Request:
Extract every line below, verbatim.

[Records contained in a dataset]
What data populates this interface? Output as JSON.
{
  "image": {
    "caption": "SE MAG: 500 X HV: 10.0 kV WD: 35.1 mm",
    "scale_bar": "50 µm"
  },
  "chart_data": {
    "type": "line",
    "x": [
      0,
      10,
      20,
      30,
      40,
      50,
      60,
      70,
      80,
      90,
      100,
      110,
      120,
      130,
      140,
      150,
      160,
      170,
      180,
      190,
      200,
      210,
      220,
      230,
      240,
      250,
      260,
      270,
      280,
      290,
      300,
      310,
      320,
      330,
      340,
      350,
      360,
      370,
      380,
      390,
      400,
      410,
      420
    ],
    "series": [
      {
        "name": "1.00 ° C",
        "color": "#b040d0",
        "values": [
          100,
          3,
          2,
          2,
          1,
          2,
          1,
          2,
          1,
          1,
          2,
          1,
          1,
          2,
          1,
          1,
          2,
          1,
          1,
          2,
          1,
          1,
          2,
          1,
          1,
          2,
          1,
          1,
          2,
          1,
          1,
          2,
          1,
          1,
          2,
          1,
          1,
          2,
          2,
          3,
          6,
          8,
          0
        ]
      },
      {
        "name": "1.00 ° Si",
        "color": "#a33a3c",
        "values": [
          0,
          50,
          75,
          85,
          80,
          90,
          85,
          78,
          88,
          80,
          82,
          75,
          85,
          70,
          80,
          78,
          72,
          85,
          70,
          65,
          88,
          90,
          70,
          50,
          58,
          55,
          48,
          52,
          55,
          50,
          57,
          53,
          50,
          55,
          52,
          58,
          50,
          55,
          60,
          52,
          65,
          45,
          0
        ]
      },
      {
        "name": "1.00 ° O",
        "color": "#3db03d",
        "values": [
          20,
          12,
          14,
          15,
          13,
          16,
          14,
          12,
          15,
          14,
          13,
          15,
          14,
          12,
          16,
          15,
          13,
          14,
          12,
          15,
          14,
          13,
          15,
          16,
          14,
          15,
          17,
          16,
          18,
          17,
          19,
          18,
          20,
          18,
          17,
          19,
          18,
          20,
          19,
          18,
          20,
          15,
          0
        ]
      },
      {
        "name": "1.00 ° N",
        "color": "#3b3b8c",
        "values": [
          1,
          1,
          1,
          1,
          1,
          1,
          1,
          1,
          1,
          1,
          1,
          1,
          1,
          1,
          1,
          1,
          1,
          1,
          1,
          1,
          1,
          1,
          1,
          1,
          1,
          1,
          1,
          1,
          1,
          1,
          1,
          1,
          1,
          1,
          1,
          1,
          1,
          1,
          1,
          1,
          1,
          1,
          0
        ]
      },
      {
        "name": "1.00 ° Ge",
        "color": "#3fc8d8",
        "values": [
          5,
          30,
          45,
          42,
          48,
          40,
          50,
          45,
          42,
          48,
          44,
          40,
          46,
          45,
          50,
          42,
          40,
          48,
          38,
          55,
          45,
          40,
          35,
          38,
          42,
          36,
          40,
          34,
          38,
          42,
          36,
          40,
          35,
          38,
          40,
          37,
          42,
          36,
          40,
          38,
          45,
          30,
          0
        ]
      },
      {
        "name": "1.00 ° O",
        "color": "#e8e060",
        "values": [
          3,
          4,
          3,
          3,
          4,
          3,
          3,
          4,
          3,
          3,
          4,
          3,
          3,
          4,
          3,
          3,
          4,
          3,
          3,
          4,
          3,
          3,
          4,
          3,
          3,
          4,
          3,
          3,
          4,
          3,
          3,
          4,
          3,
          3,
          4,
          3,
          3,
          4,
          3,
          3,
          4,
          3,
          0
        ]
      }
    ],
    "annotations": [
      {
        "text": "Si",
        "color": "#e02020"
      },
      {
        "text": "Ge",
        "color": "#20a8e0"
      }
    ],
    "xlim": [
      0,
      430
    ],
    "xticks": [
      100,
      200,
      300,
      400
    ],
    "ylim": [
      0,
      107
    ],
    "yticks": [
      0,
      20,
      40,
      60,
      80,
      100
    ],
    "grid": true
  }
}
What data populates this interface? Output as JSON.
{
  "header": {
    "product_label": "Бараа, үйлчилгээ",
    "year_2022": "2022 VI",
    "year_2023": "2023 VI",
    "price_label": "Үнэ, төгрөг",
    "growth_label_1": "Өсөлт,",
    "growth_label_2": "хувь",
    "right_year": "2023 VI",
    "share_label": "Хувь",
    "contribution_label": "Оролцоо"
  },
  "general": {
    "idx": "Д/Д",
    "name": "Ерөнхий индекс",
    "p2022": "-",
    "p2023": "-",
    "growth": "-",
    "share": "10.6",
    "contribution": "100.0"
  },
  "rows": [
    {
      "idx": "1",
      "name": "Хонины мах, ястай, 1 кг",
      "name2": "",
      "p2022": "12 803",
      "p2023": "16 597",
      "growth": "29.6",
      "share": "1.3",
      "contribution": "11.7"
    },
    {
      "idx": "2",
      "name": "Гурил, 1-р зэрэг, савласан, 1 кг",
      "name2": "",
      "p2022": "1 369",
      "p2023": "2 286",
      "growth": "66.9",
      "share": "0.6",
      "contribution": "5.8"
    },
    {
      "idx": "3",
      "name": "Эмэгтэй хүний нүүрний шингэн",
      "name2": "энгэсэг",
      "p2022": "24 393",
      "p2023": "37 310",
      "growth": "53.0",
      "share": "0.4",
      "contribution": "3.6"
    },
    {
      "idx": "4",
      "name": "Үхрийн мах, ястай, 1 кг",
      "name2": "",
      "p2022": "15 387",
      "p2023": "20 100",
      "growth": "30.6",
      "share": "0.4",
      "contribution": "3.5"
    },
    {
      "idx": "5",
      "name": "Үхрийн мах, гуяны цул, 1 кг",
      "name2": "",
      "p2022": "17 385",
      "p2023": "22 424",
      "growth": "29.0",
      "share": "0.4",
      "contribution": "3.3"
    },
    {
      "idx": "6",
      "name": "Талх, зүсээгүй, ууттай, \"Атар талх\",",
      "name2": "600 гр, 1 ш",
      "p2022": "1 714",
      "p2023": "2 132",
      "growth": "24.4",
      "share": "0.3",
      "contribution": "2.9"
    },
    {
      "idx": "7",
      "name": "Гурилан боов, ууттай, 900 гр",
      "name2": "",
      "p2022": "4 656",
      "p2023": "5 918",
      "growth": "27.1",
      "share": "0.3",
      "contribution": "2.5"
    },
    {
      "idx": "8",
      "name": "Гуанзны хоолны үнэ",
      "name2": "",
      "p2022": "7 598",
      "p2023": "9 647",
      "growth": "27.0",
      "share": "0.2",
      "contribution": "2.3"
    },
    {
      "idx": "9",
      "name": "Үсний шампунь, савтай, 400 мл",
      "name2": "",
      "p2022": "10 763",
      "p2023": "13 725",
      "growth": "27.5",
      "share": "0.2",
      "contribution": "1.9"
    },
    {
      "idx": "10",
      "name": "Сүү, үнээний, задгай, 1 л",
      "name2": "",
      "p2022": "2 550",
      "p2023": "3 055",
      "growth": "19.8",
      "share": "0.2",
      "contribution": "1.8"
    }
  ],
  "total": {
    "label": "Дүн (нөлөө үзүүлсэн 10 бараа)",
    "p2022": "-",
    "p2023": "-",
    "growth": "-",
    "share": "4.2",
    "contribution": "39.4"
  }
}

Solution to this exercise:
What data populates this interface? Output as JSON.
{
  "image": {
    "caption": "SE MAG: 500 X HV: 10.0 kV WD: 35.1 mm",
    "scale_bar": "50 µm"
  },
  "chart_data": {
    "type": "line",
    "x": [
      0,
      10,
      20,
      30,
      40,
      50,
      60,
      70,
      80,
      90,
      100,
      110,
      120,
      130,
      140,
      150,
      160,
      170,
      180,
      190,
      200,
      210,
      220,
      230,
      240,
      250,
      260,
      270,
      280,
      290,
      300,
      310,
      320,
      330,
      340,
      350,
      360,
      370,
      380,
      390,
      400,
      410,
      420
    ],
    "series": [
      {
        "name": "1.00 ° C",
        "color": "#b040d0",
        "values": [
          100,
          3,
          2,
          2,
          1,
          2,
          1,
          2,
          1,
          1,
          2,
          1,
          1,
          2,
          1,
          1,
          2,
          1,
          1,
          2,
          1,
          1,
          2,
          1,
          1,
          2,
          1,
          1,
          2,
          1,
          1,
          2,
          1,
          1,
          2,
          1,
          1,
          2,
          2,
          3,
          6,
          8,
          0
        ]
      },
      {
        "name": "1.00 ° Si",
        "color": "#a33a3c",
        "values": [
          0,
          50,
          75,
          85,
          80,
          90,
          85,
          78,
          88,
          80,
          82,
          75,
          85,
          70,
          80,
          78,
          72,
          85,
          70,
          65,
          88,
          90,
          70,
          50,
          58,
          55,
          48,
          52,
          55,
          50,
          57,
          53,
          50,
          55,
          52,
          58,
          50,
          55,
          60,
          52,
          65,
          45,
          0
        ]
      },
      {
        "name": "1.00 ° O",
        "color": "#3db03d",
        "values": [
          20,
          12,
          14,
          15,
          13,
          16,
          14,
          12,
          15,
          14,
          13,
          15,
          14,
          12,
          16,
          15,
          13,
          14,
          12,
          15,
          14,
          13,
          15,
          16,
          14,
          15,
          17,
          16,
          18,
          17,
          19,
          18,
          20,
          18,
          17,
          19,
          18,
          20,
          19,
          18,
          20,
          15,
          0
        ]
      },
      {
        "name": "1.00 ° N",
        "color": "#3b3b8c",
        "values": [
          1,
          1,
          1,
          1,
          1,
          1,
          1,
          1,
          1,
          1,
          1,
          1,
          1,
          1,
          1,
          1,
          1,
          1,
          1,
          1,
          1,
          1,
          1,
          1,
          1,
          1,
          1,
          1,
          1,
          1,
          1,
          1,
          1,
          1,
          1,
          1,
          1,
          1,
          1,
          1,
          1,
          1,
          0
        ]
      },
      {
        "name": "1.00 ° Ge",
        "color": "#3fc8d8",
        "values": [
          5,
          30,
          45,
          42,
          48,
          40,
          50,
          45,
          42,
          48,
          44,
          40,
          46,
          45,
          50,
          42,
          40,
          48,
          38,
          55,
          45,
          40,
          35,
          38,
          42,
          36,
          40,
          34,
          38,
          42,
          36,
          40,
          35,
          38,
          40,
          37,
          42,
          36,
          40,
          38,
          45,
          30,
          0
        ]
      },
      {
        "name": "1.00 ° O",
        "color": "#e8e060",
        "values": [
          3,
          4,
          3,
          3,
          4,
          3,
          3,
          4,
          3,
          3,
          4,
          3,
          3,
          4,
          3,
          3,
          4,
          3,
          3,
          4,
          3,
          3,
          4,
          3,
          3,
          4,
          3,
          3,
          4,
          3,
          3,
          4,
          3,
          3,
          4,
          3,
          3,
          4,
          3,
          3,
          4,
          3,
          0
        ]
      }
    ],
    "annotations": [
      {
        "text": "Si",
        "color": "#e02020"
      },
      {
        "text": "Ge",
        "color": "#20a8e0"
      }
    ],
    "xlim": [
      0,
      430
    ],
    "xticks": [
      100,
      200,
      300,
      400
    ],
    "ylim": [
      0,
      107
    ],
    "yticks": [
      0,
      20,
      40,
      60,
      80,
      100
    ],
    "grid": true
  }
}
What data populates this interface? Output as JSON.
{
  "header": {
    "product_label": "Бараа, үйлчилгээ",
    "year_2022": "2022 VI",
    "year_2023": "2023 VI",
    "price_label": "Үнэ, төгрөг",
    "growth_label_1": "Өсөлт,",
    "growth_label_2": "хувь",
    "right_year": "2023 VI",
    "share_label": "Хувь",
    "contribution_label": "Оролцоо"
  },
  "general": {
    "idx": "Д/Д",
    "name": "Ерөнхий индекс",
    "p2022": "-",
    "p2023": "-",
    "growth": "-",
    "share": "10.6",
    "contribution": "100.0"
  },
  "rows": [
    {
      "idx": "1",
      "name": "Хонины мах, ястай, 1 кг",
      "name2": "",
      "p2022": "12 803",
      "p2023": "16 597",
      "growth": "29.6",
      "share": "1.3",
      "contribution": "11.7"
    },
    {
      "idx": "2",
      "name": "Гурил, 1-р зэрэг, савласан, 1 кг",
      "name2": "",
      "p2022": "1 369",
      "p2023": "2 286",
      "growth": "66.9",
      "share": "0.6",
      "contribution": "5.8"
    },
    {
      "idx": "3",
      "name": "Эмэгтэй хүний нүүрний шингэн",
      "name2": "энгэсэг",
      "p2022": "24 393",
      "p2023": "37 310",
      "growth": "53.0",
      "share": "0.4",
      "contribution": "3.6"
    },
    {
      "idx": "4",
      "name": "Үхрийн мах, ястай, 1 кг",
      "name2": "",
      "p2022": "15 387",
      "p2023": "20 100",
      "growth": "30.6",
      "share": "0.4",
      "contribution": "3.5"
    },
    {
      "idx": "5",
      "name": "Үхрийн мах, гуяны цул, 1 кг",
      "name2": "",
      "p2022": "17 385",
      "p2023": "22 424",
      "growth": "29.0",
      "share": "0.4",
      "contribution": "3.3"
    },
    {
      "idx": "6",
      "name": "Талх, зүсээгүй, ууттай, \"Атар талх\",",
      "name2": "600 гр, 1 ш",
      "p2022": "1 714",
      "p2023": "2 132",
      "growth": "24.4",
      "share": "0.3",
      "contribution": "2.9"
    },
    {
      "idx": "7",
      "name": "Гурилан боов, ууттай, 900 гр",
      "name2": "",
      "p2022": "4 656",
      "p2023": "5 918",
      "growth": "27.1",
      "share": "0.3",
      "contribution": "2.5"
    },
    {
      "idx": "8",
      "name": "Гуанзны хоолны үнэ",
      "name2": "",
      "p2022": "7 598",
      "p2023": "9 647",
      "growth": "27.0",
      "share": "0.2",
      "contribution": "2.3"
    },
    {
      "idx": "9",
      "name": "Үсний шампунь, савтай, 400 мл",
      "name2": "",
      "p2022": "10 763",
      "p2023": "13 725",
      "growth": "27.5",
      "share": "0.2",
      "contribution": "1.9"
    },
    {
      "idx": "10",
      "name": "Сүү, үнээний, задгай, 1 л",
      "name2": "",
      "p2022": "2 550",
      "p2023": "3 055",
      "growth": "19.8",
      "share": "0.2",
      "contribution": "1.8"
    }
  ],
  "total": {
    "label": "Дүн (нөлөө үзүүлсэн 10 бараа)",
    "p2022": "-",
    "p2023": "-",
    "growth": "-",
    "share": "4.2",
    "contribution": "39.4"
  }
}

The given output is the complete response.